** START OF Page extract **

Viewers and Non-Viewers. All respondents were asked if they had watched season 1 of 13RW. This question divided the sample into “viewers” (n = 471) or “non-viewers” (n = 629).

Complete Season Viewed. Each participant who indicated that they watched the show was asked how many episodes they watched. The data was skewed toward those who reported watching all of the episodes (n = 296, 63%). Another 30 participants (6%) watched 9–12 episodes, 46 participants (10%) watched five to eight episodes, 63 participants (13%) watched two to four episodes, 30 participants (6%) watched only 1 episode, and six participants (1%) watched part of one episode. Given that 63% of viewers reporting that they had watched all of the episodes, we created a dichotomous variable for viewers who viewed all (1) or less than all (0) of the episodes of season 1.

** END OF Page extract **
** START OF Supplied information **

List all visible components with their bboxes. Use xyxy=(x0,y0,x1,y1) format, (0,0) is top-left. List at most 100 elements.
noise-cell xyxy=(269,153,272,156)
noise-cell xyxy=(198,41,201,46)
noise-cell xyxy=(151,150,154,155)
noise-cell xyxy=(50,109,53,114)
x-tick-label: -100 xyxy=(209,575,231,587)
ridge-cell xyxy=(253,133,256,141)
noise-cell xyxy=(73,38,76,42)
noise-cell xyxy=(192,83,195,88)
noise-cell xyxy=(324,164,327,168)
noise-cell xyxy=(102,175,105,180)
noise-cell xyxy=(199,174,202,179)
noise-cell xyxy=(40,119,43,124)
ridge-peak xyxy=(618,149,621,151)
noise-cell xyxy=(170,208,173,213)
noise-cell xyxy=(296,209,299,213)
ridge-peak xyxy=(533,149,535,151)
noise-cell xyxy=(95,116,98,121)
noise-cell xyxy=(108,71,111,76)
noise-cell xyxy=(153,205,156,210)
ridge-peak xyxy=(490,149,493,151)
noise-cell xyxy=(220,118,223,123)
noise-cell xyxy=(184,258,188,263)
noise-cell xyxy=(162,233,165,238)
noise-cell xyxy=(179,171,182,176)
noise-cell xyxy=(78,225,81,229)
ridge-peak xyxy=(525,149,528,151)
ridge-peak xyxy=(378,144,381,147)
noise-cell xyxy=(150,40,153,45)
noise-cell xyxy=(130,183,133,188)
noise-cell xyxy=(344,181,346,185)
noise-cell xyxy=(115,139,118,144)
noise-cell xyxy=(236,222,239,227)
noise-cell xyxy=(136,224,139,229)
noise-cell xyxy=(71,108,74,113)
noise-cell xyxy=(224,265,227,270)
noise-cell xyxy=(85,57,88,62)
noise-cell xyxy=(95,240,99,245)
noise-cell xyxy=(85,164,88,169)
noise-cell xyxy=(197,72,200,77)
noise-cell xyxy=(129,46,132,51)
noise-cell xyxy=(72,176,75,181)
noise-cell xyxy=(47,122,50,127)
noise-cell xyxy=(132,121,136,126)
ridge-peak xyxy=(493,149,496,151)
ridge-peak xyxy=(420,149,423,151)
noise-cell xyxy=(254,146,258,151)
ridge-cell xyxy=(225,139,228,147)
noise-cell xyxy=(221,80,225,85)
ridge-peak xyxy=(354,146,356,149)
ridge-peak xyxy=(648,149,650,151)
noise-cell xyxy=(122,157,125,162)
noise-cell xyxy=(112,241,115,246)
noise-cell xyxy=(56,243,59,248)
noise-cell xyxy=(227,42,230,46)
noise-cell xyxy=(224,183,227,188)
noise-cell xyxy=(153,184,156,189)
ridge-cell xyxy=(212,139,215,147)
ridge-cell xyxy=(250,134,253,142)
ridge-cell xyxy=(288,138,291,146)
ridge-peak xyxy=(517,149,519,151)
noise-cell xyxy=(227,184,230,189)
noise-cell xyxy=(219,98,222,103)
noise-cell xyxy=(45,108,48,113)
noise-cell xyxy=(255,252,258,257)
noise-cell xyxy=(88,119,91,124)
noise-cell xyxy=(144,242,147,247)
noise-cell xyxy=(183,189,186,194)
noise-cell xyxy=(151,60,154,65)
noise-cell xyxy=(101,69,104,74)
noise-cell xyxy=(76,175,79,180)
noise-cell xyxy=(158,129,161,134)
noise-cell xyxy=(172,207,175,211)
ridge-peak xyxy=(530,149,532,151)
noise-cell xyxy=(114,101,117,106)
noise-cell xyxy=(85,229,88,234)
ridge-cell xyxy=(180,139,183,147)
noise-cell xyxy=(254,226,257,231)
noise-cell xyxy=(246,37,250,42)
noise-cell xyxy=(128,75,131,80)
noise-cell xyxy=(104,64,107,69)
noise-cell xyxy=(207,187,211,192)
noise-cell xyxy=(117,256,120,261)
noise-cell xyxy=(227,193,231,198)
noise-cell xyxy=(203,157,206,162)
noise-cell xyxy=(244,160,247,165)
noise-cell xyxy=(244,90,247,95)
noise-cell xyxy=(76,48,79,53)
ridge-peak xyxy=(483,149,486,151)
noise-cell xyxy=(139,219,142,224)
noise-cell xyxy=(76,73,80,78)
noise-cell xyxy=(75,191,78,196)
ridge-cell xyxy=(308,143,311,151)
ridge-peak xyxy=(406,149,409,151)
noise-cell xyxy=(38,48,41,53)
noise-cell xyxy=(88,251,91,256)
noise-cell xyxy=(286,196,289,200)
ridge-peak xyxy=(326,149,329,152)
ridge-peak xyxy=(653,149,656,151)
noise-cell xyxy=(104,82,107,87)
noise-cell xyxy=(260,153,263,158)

** END OF Supplied information **

◆ Your instructions ◆
In the text on season 1 viewing, how many viewers said they watched five to eight episodes?

◆ Full output ◆
46 participants (10%)